> **What you have to do**:
Will you print the material below without altering a single character?

> **Available data**:
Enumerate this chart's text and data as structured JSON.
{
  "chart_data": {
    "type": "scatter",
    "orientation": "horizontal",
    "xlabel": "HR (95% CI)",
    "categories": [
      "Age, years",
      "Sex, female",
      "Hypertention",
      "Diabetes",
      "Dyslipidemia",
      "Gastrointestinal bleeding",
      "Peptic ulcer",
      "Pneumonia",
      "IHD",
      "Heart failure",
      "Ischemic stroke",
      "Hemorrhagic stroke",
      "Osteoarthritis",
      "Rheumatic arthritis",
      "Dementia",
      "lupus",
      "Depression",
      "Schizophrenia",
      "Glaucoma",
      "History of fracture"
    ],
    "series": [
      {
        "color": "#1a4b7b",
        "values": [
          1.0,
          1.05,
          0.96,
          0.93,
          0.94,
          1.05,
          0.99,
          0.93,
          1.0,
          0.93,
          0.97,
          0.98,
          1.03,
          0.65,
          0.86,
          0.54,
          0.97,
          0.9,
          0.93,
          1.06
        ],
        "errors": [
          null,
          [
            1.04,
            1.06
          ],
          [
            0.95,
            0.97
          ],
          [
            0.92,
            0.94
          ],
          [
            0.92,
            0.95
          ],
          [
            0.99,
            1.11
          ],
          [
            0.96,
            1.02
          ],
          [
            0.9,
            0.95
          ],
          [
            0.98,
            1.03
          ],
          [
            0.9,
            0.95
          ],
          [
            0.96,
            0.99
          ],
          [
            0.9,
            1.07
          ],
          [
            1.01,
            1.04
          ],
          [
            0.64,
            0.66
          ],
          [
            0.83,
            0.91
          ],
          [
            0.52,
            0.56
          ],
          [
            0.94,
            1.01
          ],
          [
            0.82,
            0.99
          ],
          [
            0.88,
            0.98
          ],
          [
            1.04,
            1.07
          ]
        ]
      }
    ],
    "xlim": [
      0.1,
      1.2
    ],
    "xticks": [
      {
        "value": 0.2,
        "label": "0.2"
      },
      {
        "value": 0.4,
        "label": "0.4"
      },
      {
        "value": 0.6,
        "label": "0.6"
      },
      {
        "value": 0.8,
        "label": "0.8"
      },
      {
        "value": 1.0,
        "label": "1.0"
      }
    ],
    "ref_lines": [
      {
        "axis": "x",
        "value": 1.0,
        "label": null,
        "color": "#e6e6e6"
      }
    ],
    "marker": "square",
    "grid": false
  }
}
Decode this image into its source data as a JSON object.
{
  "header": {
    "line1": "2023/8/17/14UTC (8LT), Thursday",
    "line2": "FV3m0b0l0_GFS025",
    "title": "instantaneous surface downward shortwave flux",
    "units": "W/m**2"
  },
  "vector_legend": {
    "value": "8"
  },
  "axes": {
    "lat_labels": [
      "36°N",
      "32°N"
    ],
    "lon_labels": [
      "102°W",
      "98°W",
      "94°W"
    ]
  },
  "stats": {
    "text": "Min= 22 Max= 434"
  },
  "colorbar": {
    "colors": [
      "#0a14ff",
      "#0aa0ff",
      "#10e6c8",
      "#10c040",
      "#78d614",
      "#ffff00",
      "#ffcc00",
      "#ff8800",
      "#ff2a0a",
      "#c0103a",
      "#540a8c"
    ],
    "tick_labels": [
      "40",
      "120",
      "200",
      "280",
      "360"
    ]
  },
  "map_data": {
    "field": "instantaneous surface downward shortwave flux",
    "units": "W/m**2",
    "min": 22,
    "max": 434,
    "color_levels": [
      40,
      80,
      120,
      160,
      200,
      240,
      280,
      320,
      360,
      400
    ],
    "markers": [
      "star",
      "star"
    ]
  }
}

> **Result**:
Enumerate this chart's text and data as structured JSON.
{
  "chart_data": {
    "type": "scatter",
    "orientation": "horizontal",
    "xlabel": "HR (95% CI)",
    "categories": [
      "Age, years",
      "Sex, female",
      "Hypertention",
      "Diabetes",
      "Dyslipidemia",
      "Gastrointestinal bleeding",
      "Peptic ulcer",
      "Pneumonia",
      "IHD",
      "Heart failure",
      "Ischemic stroke",
      "Hemorrhagic stroke",
      "Osteoarthritis",
      "Rheumatic arthritis",
      "Dementia",
      "lupus",
      "Depression",
      "Schizophrenia",
      "Glaucoma",
      "History of fracture"
    ],
    "series": [
      {
        "color": "#1a4b7b",
        "values": [
          1.0,
          1.05,
          0.96,
          0.93,
          0.94,
          1.05,
          0.99,
          0.93,
          1.0,
          0.93,
          0.97,
          0.98,
          1.03,
          0.65,
          0.86,
          0.54,
          0.97,
          0.9,
          0.93,
          1.06
        ],
        "errors": [
          null,
          [
            1.04,
            1.06
          ],
          [
            0.95,
            0.97
          ],
          [
            0.92,
            0.94
          ],
          [
            0.92,
            0.95
          ],
          [
            0.99,
            1.11
          ],
          [
            0.96,
            1.02
          ],
          [
            0.9,
            0.95
          ],
          [
            0.98,
            1.03
          ],
          [
            0.9,
            0.95
          ],
          [
            0.96,
            0.99
          ],
          [
            0.9,
            1.07
          ],
          [
            1.01,
            1.04
          ],
          [
            0.64,
            0.66
          ],
          [
            0.83,
            0.91
          ],
          [
            0.52,
            0.56
          ],
          [
            0.94,
            1.01
          ],
          [
            0.82,
            0.99
          ],
          [
            0.88,
            0.98
          ],
          [
            1.04,
            1.07
          ]
        ]
      }
    ],
    "xlim": [
      0.1,
      1.2
    ],
    "xticks": [
      {
        "value": 0.2,
        "label": "0.2"
      },
      {
        "value": 0.4,
        "label": "0.4"
      },
      {
        "value": 0.6,
        "label": "0.6"
      },
      {
        "value": 0.8,
        "label": "0.8"
      },
      {
        "value": 1.0,
        "label": "1.0"
      }
    ],
    "ref_lines": [
      {
        "axis": "x",
        "value": 1.0,
        "label": null,
        "color": "#e6e6e6"
      }
    ],
    "marker": "square",
    "grid": false
  }
}
Decode this image into its source data as a JSON object.
{
  "header": {
    "line1": "2023/8/17/14UTC (8LT), Thursday",
    "line2": "FV3m0b0l0_GFS025",
    "title": "instantaneous surface downward shortwave flux",
    "units": "W/m**2"
  },
  "vector_legend": {
    "value": "8"
  },
  "axes": {
    "lat_labels": [
      "36°N",
      "32°N"
    ],
    "lon_labels": [
      "102°W",
      "98°W",
      "94°W"
    ]
  },
  "stats": {
    "text": "Min= 22 Max= 434"
  },
  "colorbar": {
    "colors": [
      "#0a14ff",
      "#0aa0ff",
      "#10e6c8",
      "#10c040",
      "#78d614",
      "#ffff00",
      "#ffcc00",
      "#ff8800",
      "#ff2a0a",
      "#c0103a",
      "#540a8c"
    ],
    "tick_labels": [
      "40",
      "120",
      "200",
      "280",
      "360"
    ]
  },
  "map_data": {
    "field": "instantaneous surface downward shortwave flux",
    "units": "W/m**2",
    "min": 22,
    "max": 434,
    "color_levels": [
      40,
      80,
      120,
      160,
      200,
      240,
      280,
      320,
      360,
      400
    ],
    "markers": [
      "star",
      "star"
    ]
  }
}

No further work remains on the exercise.